_Data lines_
_ _ _
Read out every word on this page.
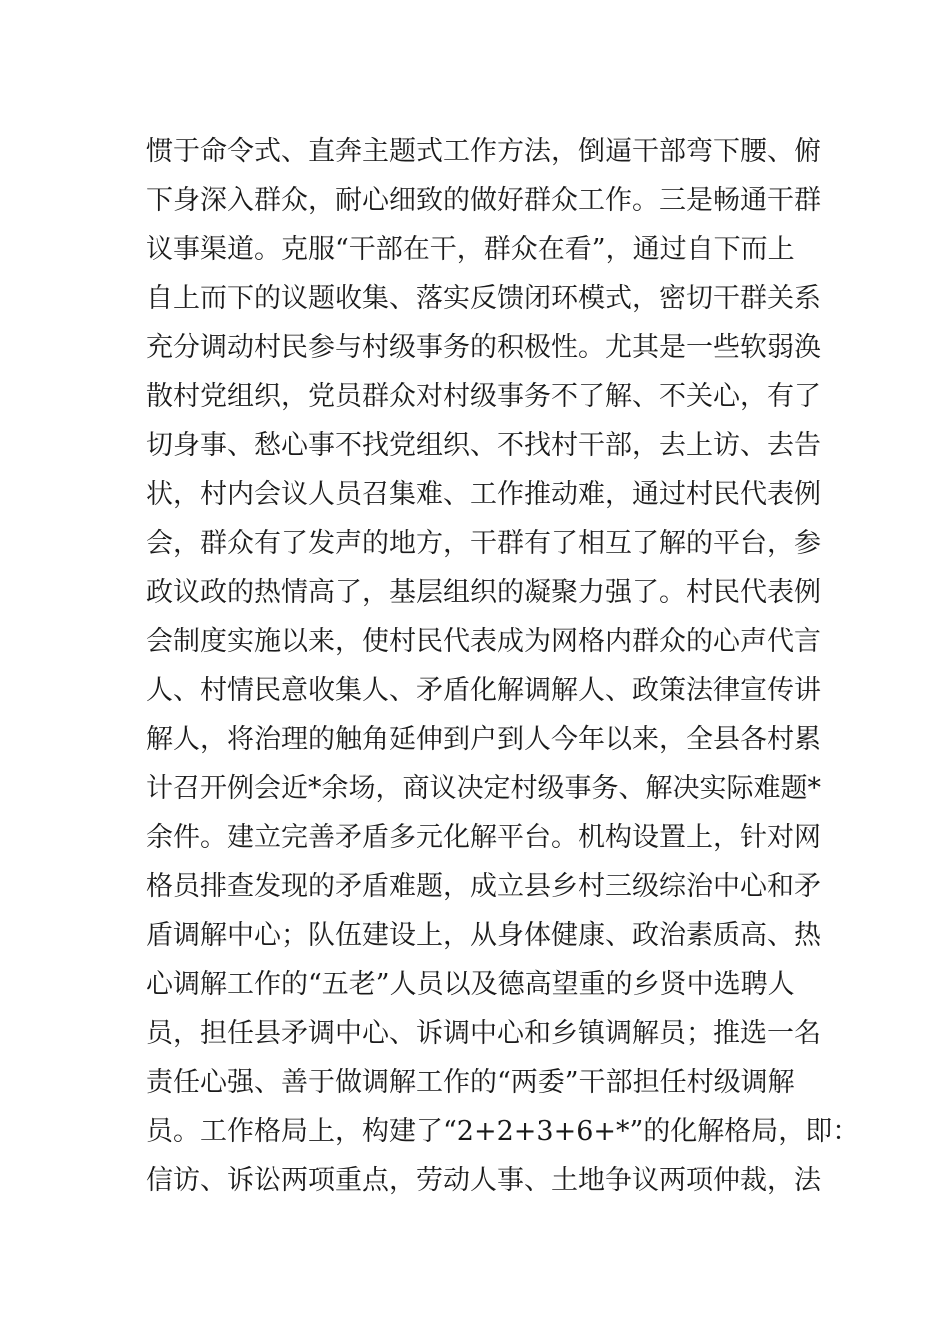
惯于命令式、直奔主题式工作方法，倒逼干部弯下腰、俯
下身深入群众，耐心细致的做好群众工作。三是畅通干群
议事渠道。克服“干部在干，群众在看”，通过自下而上
自上而下的议题收集、落实反馈闭环模式，密切干群关系
充分调动村民参与村级事务的积极性。尤其是一些软弱涣
散村党组织，党员群众对村级事务不了解、不关心，有了
切身事、愁心事不找党组织、不找村干部，去上访、去告
状，村内会议人员召集难、工作推动难，通过村民代表例
会，群众有了发声的地方，干群有了相互了解的平台，参
政议政的热情高了，基层组织的凝聚力强了。村民代表例
会制度实施以来，使村民代表成为网格内群众的心声代言
人、村情民意收集人、矛盾化解调解人、政策法律宣传讲
解人，将治理的触角延伸到户到人今年以来，全县各村累
计召开例会近*余场，商议决定村级事务、解决实际难题*
余件。建立完善矛盾多元化解平台。机构设置上，针对网
格员排查发现的矛盾难题，成立县乡村三级综治中心和矛
盾调解中心；队伍建设上，从身体健康、政治素质高、热
心调解工作的“五老”人员以及德高望重的乡贤中选聘人
员，担任县矛调中心、诉调中心和乡镇调解员；推选一名
责任心强、善于做调解工作的“两委”干部担任村级调解
员。工作格局上，构建了“2+2+3+6+*”的化解格局，即：
信访、诉讼两项重点，劳动人事、土地争议两项仲裁，法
_ _ _
_Directions for this task_
Transcribe the material as is, with images omitted.

_Output for this exercise_
Read out every word on this page.
惯于命令式、直奔主题式工作方法，倒逼干部弯下腰、俯
下身深入群众，耐心细致的做好群众工作。三是畅通干群
议事渠道。克服“干部在干，群众在看”，通过自下而上
自上而下的议题收集、落实反馈闭环模式，密切干群关系
充分调动村民参与村级事务的积极性。尤其是一些软弱涣
散村党组织，党员群众对村级事务不了解、不关心，有了
切身事、愁心事不找党组织、不找村干部，去上访、去告
状，村内会议人员召集难、工作推动难，通过村民代表例
会，群众有了发声的地方，干群有了相互了解的平台，参
政议政的热情高了，基层组织的凝聚力强了。村民代表例
会制度实施以来，使村民代表成为网格内群众的心声代言
人、村情民意收集人、矛盾化解调解人、政策法律宣传讲
解人，将治理的触角延伸到户到人今年以来，全县各村累
计召开例会近*余场，商议决定村级事务、解决实际难题*
余件。建立完善矛盾多元化解平台。机构设置上，针对网
格员排查发现的矛盾难题，成立县乡村三级综治中心和矛
盾调解中心；队伍建设上，从身体健康、政治素质高、热
心调解工作的“五老”人员以及德高望重的乡贤中选聘人
员，担任县矛调中心、诉调中心和乡镇调解员；推选一名
责任心强、善于做调解工作的“两委”干部担任村级调解
员。工作格局上，构建了“2+2+3+6+*”的化解格局，即：
信访、诉讼两项重点，劳动人事、土地争议两项仲裁，法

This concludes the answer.